- _What the exercise asks_
Express every line of the records below as a JSON list of strings, one string per line, leaving out blank lines and the pictures.

▬▬▬▬▬▬▬▬▬▬

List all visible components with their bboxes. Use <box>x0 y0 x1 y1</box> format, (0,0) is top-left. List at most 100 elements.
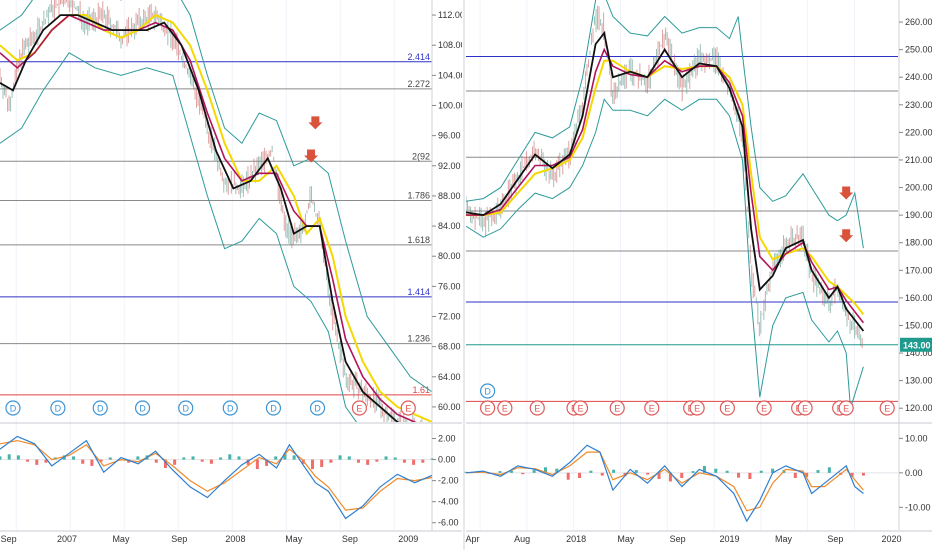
earnings-badge: E <box>351 400 368 416</box>
slow-ma-line <box>466 59 865 316</box>
macd-histogram-bar <box>311 459 315 470</box>
dividend-badge: D <box>265 400 282 416</box>
x-tick-label: Aug <box>514 534 530 544</box>
y-tick-label: 130.00 <box>905 376 932 386</box>
badge-label: E <box>577 403 583 413</box>
macd-histogram-bar <box>35 459 39 465</box>
earnings-badge: E <box>480 400 496 416</box>
macd-histogram-bar <box>108 457 112 460</box>
macd-histogram-bar <box>274 456 278 460</box>
y-tick-label: 170.00 <box>905 265 932 275</box>
macd-histogram-bar <box>237 456 241 460</box>
macd-histogram-bar <box>375 459 379 462</box>
last-price-label: 143.00 <box>903 340 931 350</box>
badge-label: D <box>183 403 190 413</box>
earnings-badge: E <box>756 400 772 416</box>
macd-histogram-bar <box>173 459 177 465</box>
fib-level-label: 2.272 <box>407 79 430 89</box>
macd-histogram-bar <box>578 472 582 478</box>
badge-label: D <box>10 403 17 413</box>
right-time-axis: Apr Aug 2018 May Sep 2019 May Sep 2020 <box>465 530 932 544</box>
macd-histogram-bar <box>861 472 865 476</box>
macd-histogram-bar <box>589 470 593 473</box>
macd-histogram-bar <box>265 459 269 466</box>
left-time-axis: Sep 2007 May Sep 2008 May Sep 2009 <box>0 530 466 544</box>
y-tick-label: 230.00 <box>905 100 932 110</box>
macd-histogram-bar <box>127 459 131 463</box>
macd-histogram-bar <box>771 468 775 473</box>
badge-label: D <box>270 403 277 413</box>
upper-band-line <box>466 0 864 249</box>
badge-label: E <box>534 403 540 413</box>
macd-histogram-bar <box>691 471 695 473</box>
earnings-badge: E <box>879 400 895 416</box>
earnings-badge: E <box>689 400 705 416</box>
badge-label: D <box>97 403 104 413</box>
macd-histogram-bar <box>393 457 397 460</box>
lower-band-line <box>466 98 864 409</box>
macd-histogram-bar <box>412 459 416 465</box>
dividend-badge: D <box>222 400 238 416</box>
down-arrow-marker <box>839 186 854 200</box>
earnings-badge: E <box>400 400 416 416</box>
slow-ma-line <box>0 13 432 422</box>
dividend-badge: D <box>309 400 326 416</box>
left-price-lines <box>0 0 432 422</box>
y-tick-label: 0.00 <box>905 468 923 478</box>
badge-label: E <box>802 403 808 413</box>
badge-circle <box>50 400 66 416</box>
macd-histogram-bar <box>498 471 502 473</box>
badge-circle <box>222 400 238 416</box>
badge-circle <box>719 400 735 416</box>
fib-level-label: 1.61 <box>412 385 430 395</box>
macd-histogram-bar <box>0 456 2 460</box>
badge-circle <box>480 383 496 399</box>
y-tick-label: 76.00 <box>438 281 461 291</box>
macd-histogram-bar <box>246 459 250 465</box>
macd-histogram-bar <box>26 459 30 462</box>
y-tick-label: 96.00 <box>438 131 461 141</box>
upper-band-line <box>0 0 432 393</box>
macd-histogram-bar <box>646 472 650 475</box>
x-tick-label: May <box>112 534 130 544</box>
badge-circle <box>134 400 151 416</box>
x-tick-label: May <box>775 534 793 544</box>
fast-ma-line <box>0 14 400 422</box>
macd-histogram-bar <box>200 459 204 462</box>
x-tick-label: Sep <box>827 534 843 544</box>
badge-circle <box>400 400 416 416</box>
macd-histogram-bar <box>44 459 48 463</box>
badge-label: E <box>405 403 411 413</box>
macd-histogram-bar <box>402 459 406 463</box>
y-tick-label: 100.00 <box>438 101 466 111</box>
y-tick-label: 160.00 <box>905 293 932 303</box>
badge-label: E <box>694 403 700 413</box>
mid-ma-line <box>0 14 417 422</box>
macd-histogram-bar <box>347 456 351 460</box>
y-tick-label: 260.00 <box>905 17 932 27</box>
last-price-tag: 143.00 <box>900 337 932 352</box>
macd-histogram-bar <box>338 455 342 460</box>
last-price-bg <box>900 337 932 352</box>
macd-histogram-bar <box>737 472 741 478</box>
badge-circle <box>529 400 545 416</box>
y-tick-label: -2.00 <box>438 476 459 486</box>
fib-level-label: 1.786 <box>407 190 430 200</box>
y-tick-label: 190.00 <box>905 210 932 220</box>
x-tick-label: Sep <box>1 534 17 544</box>
signal-line <box>465 451 864 512</box>
right-macd-panel <box>464 444 898 523</box>
right-price-axis: 260.00 250.00 240.00 230.00 220.00 210.00 200.… <box>898 0 932 530</box>
y-tick-label: 72.00 <box>438 312 461 322</box>
macd-histogram-bar <box>136 456 140 460</box>
macd-histogram-bar <box>163 459 167 468</box>
macd-line <box>465 444 864 523</box>
dividend-badge: D <box>50 400 66 416</box>
macd-histogram-bar <box>292 455 296 460</box>
y-tick-label: 120.00 <box>905 403 932 413</box>
y-tick-label: 68.00 <box>438 342 461 352</box>
fib-level-label: 1.618 <box>407 235 430 245</box>
earnings-badge: E <box>609 400 625 416</box>
signal-line <box>0 439 433 511</box>
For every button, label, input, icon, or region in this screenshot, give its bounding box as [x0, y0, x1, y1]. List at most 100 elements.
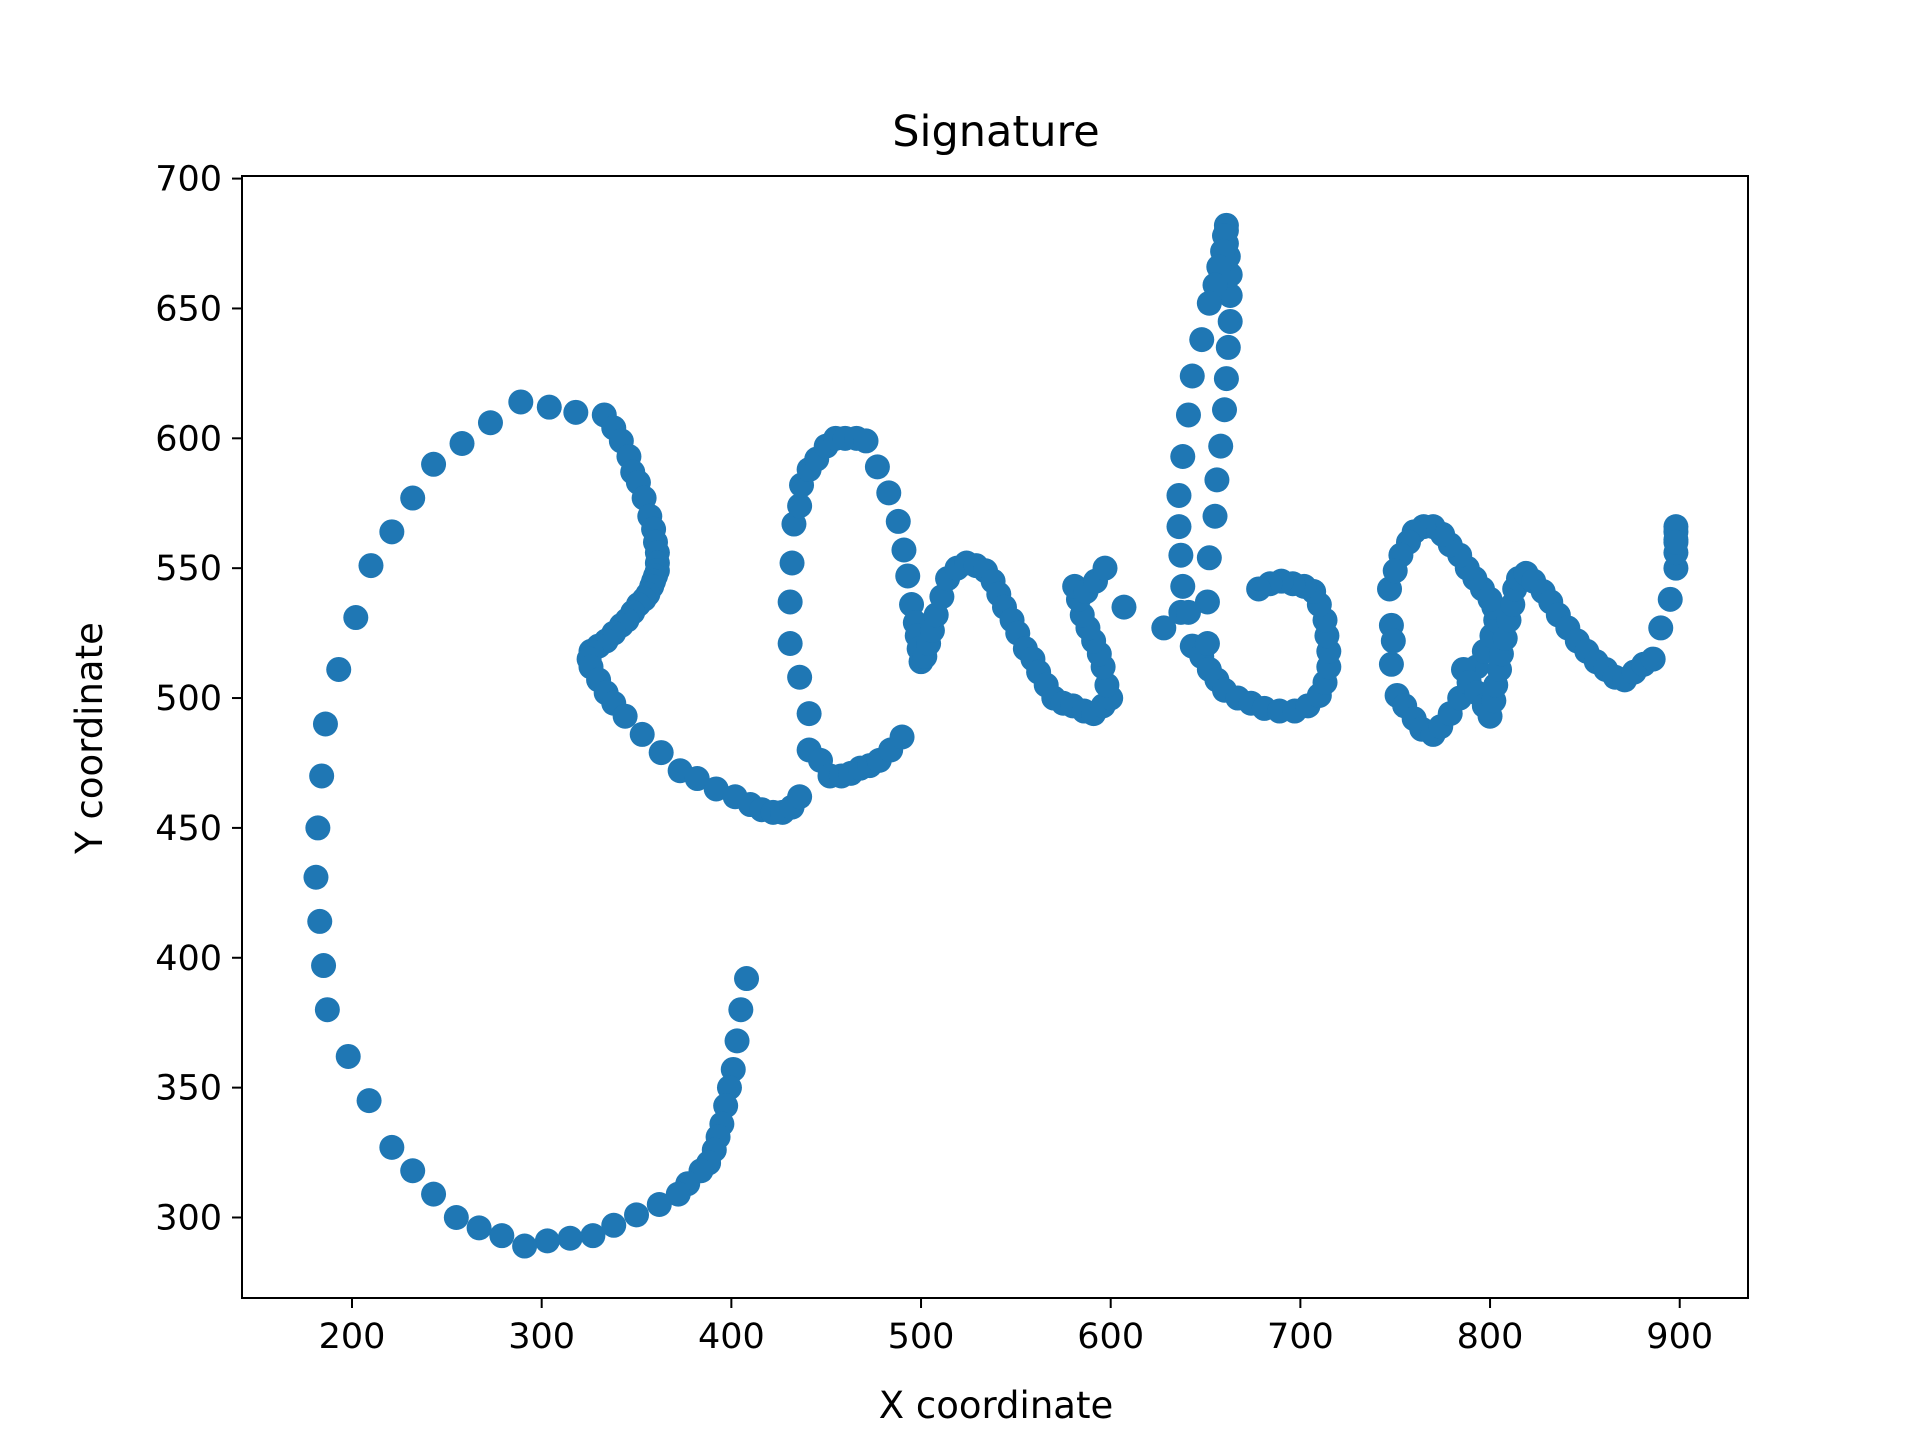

▬▬▬▬▬▬▬▬▬▬

- _Response to this task_
[
  "List all visible components with their bboxes. Use <box>x0 y0 x1 y1</box> format, (0,0) is top-left. List at most 100 elements.",
  "earnings-badge: E <box>351 400 368 416</box>",
  "slow-ma-line <box>466 59 865 316</box>",
  "macd-histogram-bar <box>311 459 315 470</box>",
  "dividend-badge: D <box>265 400 282 416</box>",
  "x-tick-label: Aug <box>514 534 530 544</box>",
  "y-tick-label: 130.00 <box>905 376 932 386</box>",
  "badge-label: E <box>577 403 583 413</box>",
  "macd-histogram-bar <box>35 459 39 465</box>",
  "earnings-badge: E <box>480 400 496 416</box>",
  "macd-histogram-bar <box>108 457 112 460</box>",
  "macd-histogram-bar <box>274 456 278 460</box>",
  "y-tick-label: 170.00 <box>905 265 932 275</box>",
  "macd-histogram-bar <box>237 456 241 460</box>",
  "macd-histogram-bar <box>375 459 379 462</box>",
  "last-price-label: 143.00 <box>903 340 931 350</box>",
  "badge-label: D <box>183 403 190 413</box>",
  "earnings-badge: E <box>756 400 772 416</box>",
  "macd-histogram-bar <box>173 459 177 465</box>",
  "fib-level-label: 2.272 <box>407 79 430 89</box>",
  "macd-histogram-bar <box>578 472 582 478</box>",
  "badge-label: D <box>10 403 17 413</box>",
  "right-time-axis: Apr Aug 2018 May Sep 2019 May Sep 2020 <box>465 530 932 544</box>",
  "macd-histogram-bar <box>861 472 865 476</box>",
  "macd-histogram-bar <box>589 470 593 473</box>",
  "macd-histogram-bar <box>265 459 269 466</box>",
  "left-time-axis: Sep 2007 May Sep 2008 May Sep 2009 <box>0 530 466 544</box>",
  "y-tick-label: 230.00 <box>905 100 932 110</box>",
  "macd-histogram-bar <box>127 459 131 463</box>",
  "macd-histogram-bar <box>771 468 775 473</box>",
  "badge-label: D <box>270 403 277 413</box>",
  "upper-band-line <box>466 0 864 249</box>",
  "badge-label: E <box>534 403 540 413</box>",
  "macd-histogram-bar <box>691 471 695 473</box>",
  "earnings-badge: E <box>879 400 895 416</box>",
  "earnings-badge: E <box>689 400 705 416</box>",
  "badge-label: D <box>97 403 104 413</box>",
  "macd-histogram-bar <box>393 457 397 460</box>",
  "lower-band-line <box>466 98 864 409</box>",
  "macd-histogram-bar <box>412 459 416 465</box>",
  "dividend-badge: D <box>222 400 238 416</box>",
  "down-arrow-marker <box>839 186 854 200</box>",
  "earnings-badge: E <box>400 400 416 416</box>",
  "slow-ma-line <box>0 13 432 422</box>",
  "dividend-badge: D <box>309 400 326 416</box>",
  "left-price-lines <box>0 0 432 422</box>",
  "y-tick-label: 0.00 <box>905 468 923 478</box>",
  "badge-label: E <box>802 403 808 413</box>",
  "badge-circle <box>50 400 66 416</box>",
  "macd-histogram-bar <box>498 471 502 473</box>",
  "badge-circle <box>222 400 238 416</box>",
  "badge-circle <box>719 400 735 416</box>",
  "fib-level-label: 1.61 <box>412 385 430 395</box>",
  "macd-histogram-bar <box>0 456 2 460</box>",
  "badge-circle <box>480 383 496 399</box>",
  "y-tick-label: 76.00 <box>438 281 461 291</box>",
  "macd-histogram-bar <box>246 459 250 465</box>",
  "macd-histogram-bar <box>26 459 30 462</box>",
  "y-tick-label: 96.00 <box>438 131 461 141</box>",
  "upper-band-line <box>0 0 432 393</box>",
  "macd-histogram-bar <box>646 472 650 475</box>",
  "x-tick-label: May <box>112 534 130 544</box>",
  "badge-circle <box>134 400 151 416</box>",
  "x-tick-label: May <box>775 534 793 544</box>",
  "fast-ma-line <box>0 14 400 422</box>",
  "macd-histogram-bar <box>200 459 204 462</box>",
  "x-tick-label: Sep <box>827 534 843 544</box>",
  "badge-circle <box>400 400 416 416</box>",
  "macd-histogram-bar <box>44 459 48 463</box>",
  "badge-label: E <box>405 403 411 413</box>",
  "macd-histogram-bar <box>402 459 406 463</box>",
  "y-tick-label: 100.00 <box>438 101 466 111</box>",
  "y-tick-label: 160.00 <box>905 293 932 303</box>",
  "badge-label: E <box>694 403 700 413</box>",
  "mid-ma-line <box>0 14 417 422</box>",
  "macd-histogram-bar <box>347 456 351 460</box>",
  "y-tick-label: 260.00 <box>905 17 932 27</box>",
  "last-price-tag: 143.00 <box>900 337 932 352</box>",
  "macd-histogram-bar <box>338 455 342 460</box>",
  "last-price-bg <box>900 337 932 352</box>",
  "macd-histogram-bar <box>737 472 741 478</box>",
  "badge-circle <box>529 400 545 416</box>",
  "y-tick-label: -2.00 <box>438 476 459 486</box>",
  "fib-level-label: 1.786 <box>407 190 430 200</box>",
  "y-tick-label: 190.00 <box>905 210 932 220</box>",
  "x-tick-label: Sep <box>1 534 17 544</box>",
  "signal-line <box>465 451 864 512</box>",
  "right-macd-panel <box>464 444 898 523</box>",
  "right-price-axis: 260.00 250.00 240.00 230.00 220.00 210.00 200.… <box>898 0 932 530</box>",
  "y-tick-label: 72.00 <box>438 312 461 322</box>",
  "macd-histogram-bar <box>136 456 140 460</box>",
  "macd-histogram-bar <box>163 459 167 468</box>",
  "macd-line <box>465 444 864 523</box>",
  "dividend-badge: D <box>50 400 66 416</box>",
  "macd-histogram-bar <box>292 455 296 460</box>",
  "y-tick-label: 120.00 <box>905 403 932 413</box>",
  "y-tick-label: 68.00 <box>438 342 461 352</box>",
  "fib-level-label: 1.618 <box>407 235 430 245</box>",
  "earnings-badge: E <box>609 400 625 416</box>",
  "signal-line <box>0 439 433 511</box>",
  "For every button, label, input, icon, or region in this screenshot, give its bounding box as [x0, y0, x1, y1]. List at most 100 elements."
]